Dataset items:
START

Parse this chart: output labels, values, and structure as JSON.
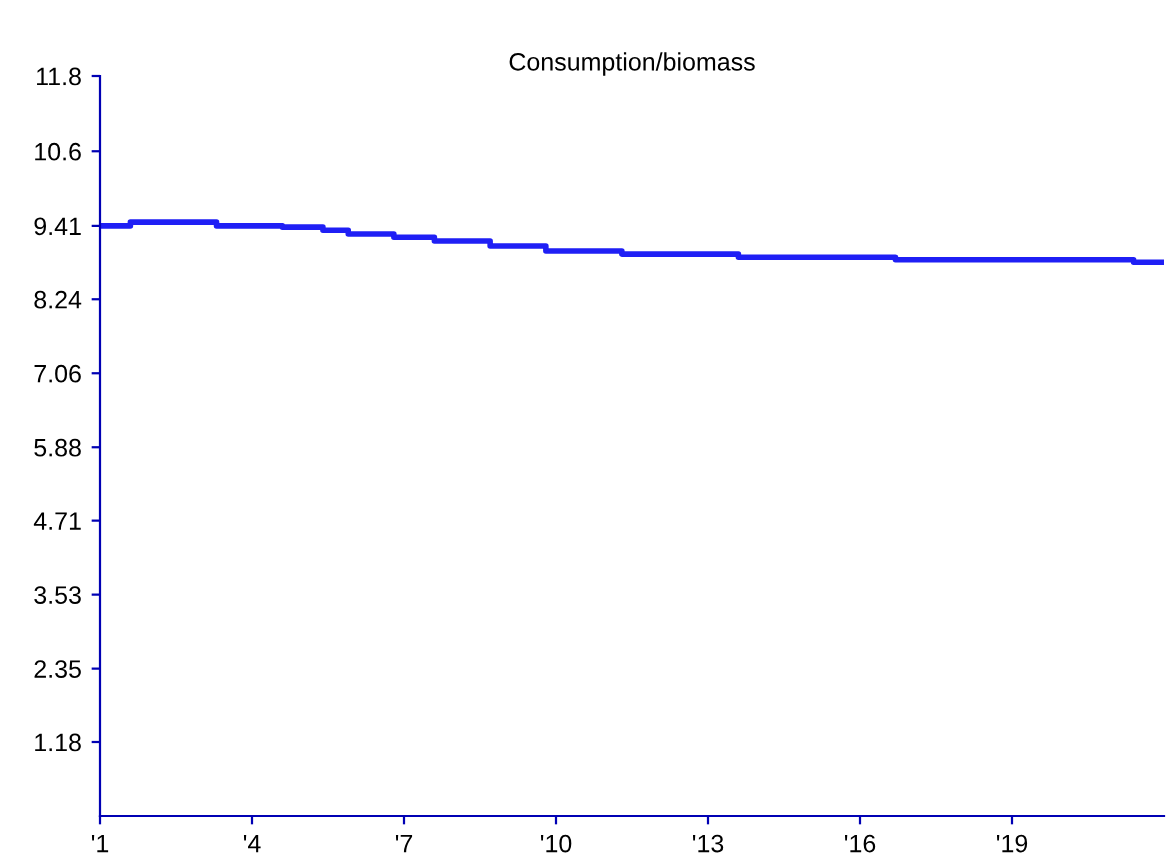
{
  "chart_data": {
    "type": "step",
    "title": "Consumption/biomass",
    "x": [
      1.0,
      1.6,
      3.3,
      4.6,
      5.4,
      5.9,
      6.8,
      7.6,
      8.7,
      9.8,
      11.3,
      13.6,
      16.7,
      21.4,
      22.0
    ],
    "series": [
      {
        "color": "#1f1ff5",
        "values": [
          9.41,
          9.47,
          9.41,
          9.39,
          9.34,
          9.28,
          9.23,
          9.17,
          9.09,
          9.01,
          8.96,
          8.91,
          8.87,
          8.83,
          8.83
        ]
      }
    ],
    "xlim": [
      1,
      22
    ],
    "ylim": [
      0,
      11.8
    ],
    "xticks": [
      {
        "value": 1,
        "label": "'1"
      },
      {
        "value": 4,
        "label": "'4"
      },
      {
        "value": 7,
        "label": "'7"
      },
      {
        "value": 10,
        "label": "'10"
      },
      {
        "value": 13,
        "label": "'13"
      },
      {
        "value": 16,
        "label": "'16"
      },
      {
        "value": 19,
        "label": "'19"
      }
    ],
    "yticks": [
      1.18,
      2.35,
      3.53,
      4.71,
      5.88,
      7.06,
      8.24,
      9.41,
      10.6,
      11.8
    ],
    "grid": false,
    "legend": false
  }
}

END
START

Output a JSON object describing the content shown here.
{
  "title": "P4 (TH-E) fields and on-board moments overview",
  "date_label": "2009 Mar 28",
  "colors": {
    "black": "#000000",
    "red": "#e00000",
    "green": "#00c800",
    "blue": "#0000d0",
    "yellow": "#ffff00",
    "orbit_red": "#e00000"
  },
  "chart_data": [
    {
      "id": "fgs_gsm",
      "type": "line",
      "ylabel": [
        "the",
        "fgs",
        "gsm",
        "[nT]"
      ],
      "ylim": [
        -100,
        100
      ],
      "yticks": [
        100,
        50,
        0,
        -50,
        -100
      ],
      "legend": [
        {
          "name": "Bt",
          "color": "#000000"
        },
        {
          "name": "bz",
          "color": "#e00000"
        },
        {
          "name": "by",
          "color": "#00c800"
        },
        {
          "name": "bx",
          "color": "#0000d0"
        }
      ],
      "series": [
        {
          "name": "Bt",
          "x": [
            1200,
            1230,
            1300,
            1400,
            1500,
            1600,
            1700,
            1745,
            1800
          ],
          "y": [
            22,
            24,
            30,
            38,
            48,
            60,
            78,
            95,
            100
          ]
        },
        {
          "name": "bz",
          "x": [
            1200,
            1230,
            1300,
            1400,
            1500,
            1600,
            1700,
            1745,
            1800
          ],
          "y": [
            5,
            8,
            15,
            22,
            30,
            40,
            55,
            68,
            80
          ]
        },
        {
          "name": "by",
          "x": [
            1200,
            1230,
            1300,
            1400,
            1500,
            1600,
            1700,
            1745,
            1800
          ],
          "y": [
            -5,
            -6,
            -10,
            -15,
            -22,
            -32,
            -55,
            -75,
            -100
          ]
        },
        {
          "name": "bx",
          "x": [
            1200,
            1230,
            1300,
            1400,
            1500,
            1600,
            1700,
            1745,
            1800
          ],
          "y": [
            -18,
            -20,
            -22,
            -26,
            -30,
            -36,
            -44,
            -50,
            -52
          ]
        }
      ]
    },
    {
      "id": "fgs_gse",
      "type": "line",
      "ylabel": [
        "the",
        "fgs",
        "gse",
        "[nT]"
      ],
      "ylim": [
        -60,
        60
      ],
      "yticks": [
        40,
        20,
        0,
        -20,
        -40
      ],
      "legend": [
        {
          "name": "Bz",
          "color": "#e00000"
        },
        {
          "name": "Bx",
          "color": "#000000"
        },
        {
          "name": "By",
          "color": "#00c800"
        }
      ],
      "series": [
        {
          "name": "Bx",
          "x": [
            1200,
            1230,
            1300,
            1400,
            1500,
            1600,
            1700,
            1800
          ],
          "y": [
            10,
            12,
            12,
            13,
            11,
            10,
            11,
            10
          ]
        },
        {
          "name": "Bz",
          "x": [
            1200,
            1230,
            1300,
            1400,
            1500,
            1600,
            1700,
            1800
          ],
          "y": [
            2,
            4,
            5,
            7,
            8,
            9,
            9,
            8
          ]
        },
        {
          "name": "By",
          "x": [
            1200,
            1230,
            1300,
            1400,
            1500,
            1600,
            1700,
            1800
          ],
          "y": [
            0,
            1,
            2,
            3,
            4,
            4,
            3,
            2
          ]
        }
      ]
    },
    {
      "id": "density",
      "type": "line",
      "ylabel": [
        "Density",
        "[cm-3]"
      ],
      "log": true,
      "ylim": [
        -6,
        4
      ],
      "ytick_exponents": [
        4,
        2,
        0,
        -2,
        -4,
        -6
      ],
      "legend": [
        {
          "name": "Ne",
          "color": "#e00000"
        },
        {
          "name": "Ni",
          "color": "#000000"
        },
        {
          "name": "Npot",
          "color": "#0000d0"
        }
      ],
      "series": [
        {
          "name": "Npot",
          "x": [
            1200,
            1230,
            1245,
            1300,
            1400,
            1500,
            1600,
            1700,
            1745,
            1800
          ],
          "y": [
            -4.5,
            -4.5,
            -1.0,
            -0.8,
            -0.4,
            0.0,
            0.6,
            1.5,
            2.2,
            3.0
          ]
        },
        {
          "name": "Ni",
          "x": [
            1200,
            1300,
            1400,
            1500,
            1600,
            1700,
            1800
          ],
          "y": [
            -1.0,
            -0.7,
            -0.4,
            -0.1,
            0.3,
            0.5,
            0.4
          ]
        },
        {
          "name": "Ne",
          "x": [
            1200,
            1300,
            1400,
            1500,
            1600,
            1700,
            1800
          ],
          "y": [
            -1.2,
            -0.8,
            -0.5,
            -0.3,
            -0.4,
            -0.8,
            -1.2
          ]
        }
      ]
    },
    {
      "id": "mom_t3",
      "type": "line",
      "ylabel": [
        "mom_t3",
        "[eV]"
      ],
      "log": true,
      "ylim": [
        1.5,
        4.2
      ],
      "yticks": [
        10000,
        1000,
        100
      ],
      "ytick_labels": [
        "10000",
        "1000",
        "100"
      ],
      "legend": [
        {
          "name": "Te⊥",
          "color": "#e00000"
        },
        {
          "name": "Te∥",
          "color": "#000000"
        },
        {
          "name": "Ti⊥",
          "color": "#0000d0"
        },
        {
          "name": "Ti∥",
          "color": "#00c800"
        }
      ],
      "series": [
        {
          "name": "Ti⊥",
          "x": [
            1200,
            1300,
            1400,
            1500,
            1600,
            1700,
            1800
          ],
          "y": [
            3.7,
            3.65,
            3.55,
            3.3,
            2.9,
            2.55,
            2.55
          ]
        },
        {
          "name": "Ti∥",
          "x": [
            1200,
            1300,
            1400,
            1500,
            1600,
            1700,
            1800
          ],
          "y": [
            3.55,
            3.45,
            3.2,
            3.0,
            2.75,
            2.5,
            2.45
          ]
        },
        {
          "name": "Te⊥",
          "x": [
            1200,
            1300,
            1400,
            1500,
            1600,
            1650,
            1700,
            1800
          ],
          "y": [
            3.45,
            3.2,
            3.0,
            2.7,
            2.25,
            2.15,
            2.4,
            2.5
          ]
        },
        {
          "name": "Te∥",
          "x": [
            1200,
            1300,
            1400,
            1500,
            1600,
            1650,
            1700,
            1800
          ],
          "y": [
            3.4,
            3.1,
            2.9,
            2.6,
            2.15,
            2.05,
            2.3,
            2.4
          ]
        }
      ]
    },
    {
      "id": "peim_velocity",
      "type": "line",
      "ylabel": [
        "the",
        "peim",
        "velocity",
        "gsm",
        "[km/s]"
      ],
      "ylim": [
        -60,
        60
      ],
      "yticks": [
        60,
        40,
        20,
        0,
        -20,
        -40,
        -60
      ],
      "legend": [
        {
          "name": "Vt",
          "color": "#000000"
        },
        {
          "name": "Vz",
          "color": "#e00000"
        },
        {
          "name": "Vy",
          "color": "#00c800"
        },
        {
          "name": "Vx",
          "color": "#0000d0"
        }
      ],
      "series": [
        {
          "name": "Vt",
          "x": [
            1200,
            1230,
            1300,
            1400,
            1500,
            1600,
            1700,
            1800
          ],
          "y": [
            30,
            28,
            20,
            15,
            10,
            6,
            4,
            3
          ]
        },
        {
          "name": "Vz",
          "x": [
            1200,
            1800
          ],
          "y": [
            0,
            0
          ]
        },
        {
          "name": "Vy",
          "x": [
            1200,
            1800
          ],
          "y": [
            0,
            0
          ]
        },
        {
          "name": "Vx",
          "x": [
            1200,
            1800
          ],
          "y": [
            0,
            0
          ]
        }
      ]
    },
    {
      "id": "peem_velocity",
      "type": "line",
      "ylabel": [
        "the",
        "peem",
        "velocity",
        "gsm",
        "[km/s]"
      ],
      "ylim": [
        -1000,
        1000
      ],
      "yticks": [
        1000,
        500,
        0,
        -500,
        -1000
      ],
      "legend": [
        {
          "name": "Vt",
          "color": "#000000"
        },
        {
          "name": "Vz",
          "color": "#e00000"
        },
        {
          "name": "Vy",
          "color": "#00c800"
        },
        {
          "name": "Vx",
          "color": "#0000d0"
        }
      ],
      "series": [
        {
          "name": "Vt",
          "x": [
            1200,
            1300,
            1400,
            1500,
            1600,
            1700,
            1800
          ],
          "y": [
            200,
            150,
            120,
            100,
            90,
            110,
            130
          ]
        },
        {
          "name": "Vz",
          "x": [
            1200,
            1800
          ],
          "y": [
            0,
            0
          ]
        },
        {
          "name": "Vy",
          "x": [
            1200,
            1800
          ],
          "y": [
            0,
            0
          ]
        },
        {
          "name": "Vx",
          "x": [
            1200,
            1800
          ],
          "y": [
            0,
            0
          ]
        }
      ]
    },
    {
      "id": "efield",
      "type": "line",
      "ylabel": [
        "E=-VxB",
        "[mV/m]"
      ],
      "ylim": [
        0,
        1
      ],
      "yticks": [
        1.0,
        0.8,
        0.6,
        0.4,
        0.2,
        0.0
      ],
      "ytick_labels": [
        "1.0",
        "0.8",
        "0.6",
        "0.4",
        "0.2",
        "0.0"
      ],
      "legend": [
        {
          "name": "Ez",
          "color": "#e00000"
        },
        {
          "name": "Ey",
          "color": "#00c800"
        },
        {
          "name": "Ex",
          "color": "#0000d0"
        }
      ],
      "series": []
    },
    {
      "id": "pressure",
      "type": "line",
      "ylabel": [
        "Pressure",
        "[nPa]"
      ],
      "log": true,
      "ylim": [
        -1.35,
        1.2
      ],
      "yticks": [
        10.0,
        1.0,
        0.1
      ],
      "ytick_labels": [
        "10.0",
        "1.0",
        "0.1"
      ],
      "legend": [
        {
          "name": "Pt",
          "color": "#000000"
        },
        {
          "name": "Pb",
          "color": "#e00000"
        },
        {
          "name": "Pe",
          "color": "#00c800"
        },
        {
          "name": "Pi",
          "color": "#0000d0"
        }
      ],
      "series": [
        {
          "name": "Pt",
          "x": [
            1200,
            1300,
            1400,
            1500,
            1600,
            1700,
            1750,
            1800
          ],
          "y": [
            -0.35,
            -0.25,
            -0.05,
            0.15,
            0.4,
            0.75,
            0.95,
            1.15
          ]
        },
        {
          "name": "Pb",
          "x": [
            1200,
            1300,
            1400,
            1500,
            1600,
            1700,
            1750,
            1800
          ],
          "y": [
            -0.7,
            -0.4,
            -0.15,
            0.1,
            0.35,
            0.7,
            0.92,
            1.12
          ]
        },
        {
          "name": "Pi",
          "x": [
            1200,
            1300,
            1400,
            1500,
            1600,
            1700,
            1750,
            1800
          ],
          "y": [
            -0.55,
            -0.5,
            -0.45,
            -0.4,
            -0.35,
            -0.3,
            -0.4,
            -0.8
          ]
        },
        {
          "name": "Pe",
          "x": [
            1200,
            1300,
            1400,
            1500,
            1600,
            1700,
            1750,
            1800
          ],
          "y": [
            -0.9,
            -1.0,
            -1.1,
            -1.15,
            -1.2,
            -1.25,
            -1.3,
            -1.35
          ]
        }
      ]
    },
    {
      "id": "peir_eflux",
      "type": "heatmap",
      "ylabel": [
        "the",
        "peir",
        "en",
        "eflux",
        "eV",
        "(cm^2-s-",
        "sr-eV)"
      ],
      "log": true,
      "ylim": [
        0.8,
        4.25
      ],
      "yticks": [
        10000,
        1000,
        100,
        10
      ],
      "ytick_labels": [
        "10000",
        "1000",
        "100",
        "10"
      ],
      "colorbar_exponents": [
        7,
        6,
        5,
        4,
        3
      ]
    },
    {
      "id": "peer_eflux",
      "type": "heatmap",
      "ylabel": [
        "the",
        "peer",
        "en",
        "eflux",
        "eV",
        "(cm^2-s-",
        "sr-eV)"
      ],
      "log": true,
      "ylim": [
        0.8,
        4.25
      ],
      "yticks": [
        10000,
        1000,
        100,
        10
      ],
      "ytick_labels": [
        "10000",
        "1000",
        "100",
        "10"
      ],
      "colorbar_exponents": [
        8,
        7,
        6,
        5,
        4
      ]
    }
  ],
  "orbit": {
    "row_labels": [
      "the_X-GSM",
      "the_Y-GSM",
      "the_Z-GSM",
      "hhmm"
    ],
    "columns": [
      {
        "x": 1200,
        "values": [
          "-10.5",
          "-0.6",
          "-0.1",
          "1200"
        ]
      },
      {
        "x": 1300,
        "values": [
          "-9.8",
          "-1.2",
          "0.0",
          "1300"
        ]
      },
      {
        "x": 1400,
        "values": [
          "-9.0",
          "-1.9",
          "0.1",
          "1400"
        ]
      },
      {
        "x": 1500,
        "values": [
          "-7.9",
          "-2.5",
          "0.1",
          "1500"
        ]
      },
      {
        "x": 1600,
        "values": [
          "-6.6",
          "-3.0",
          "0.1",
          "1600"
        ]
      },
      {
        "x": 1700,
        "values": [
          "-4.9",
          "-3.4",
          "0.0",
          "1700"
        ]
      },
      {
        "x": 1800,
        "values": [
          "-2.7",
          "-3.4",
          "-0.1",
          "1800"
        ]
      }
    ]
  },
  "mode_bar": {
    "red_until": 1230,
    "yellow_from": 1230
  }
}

END
START

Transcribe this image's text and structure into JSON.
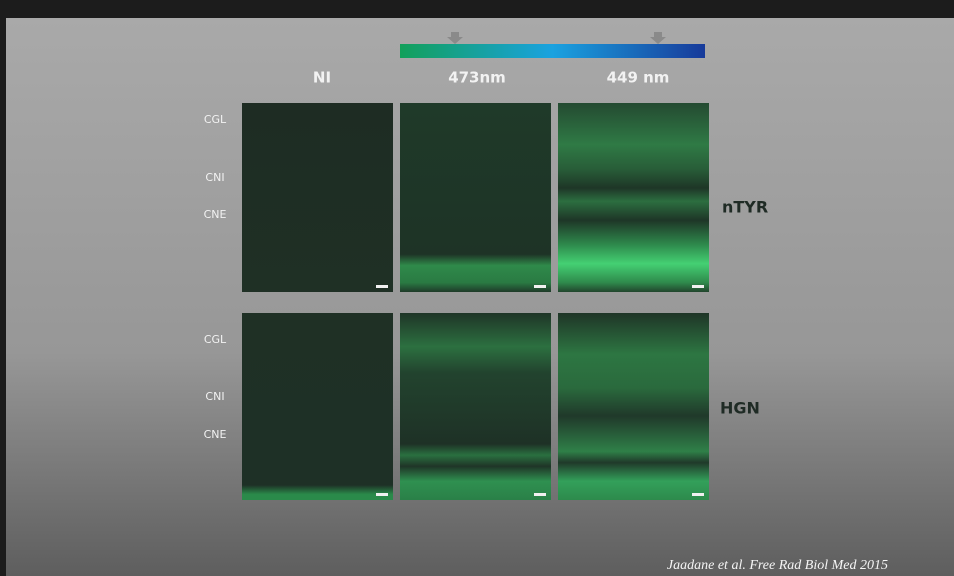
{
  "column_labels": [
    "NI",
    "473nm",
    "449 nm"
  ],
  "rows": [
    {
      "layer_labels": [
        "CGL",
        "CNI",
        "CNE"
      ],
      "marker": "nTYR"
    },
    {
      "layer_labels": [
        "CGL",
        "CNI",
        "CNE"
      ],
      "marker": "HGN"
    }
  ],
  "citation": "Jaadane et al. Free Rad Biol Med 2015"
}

END

**THE REQUEST:** Only the number is wanted: how many lines of the data contain the word "title"?

**RESPONSE:** 2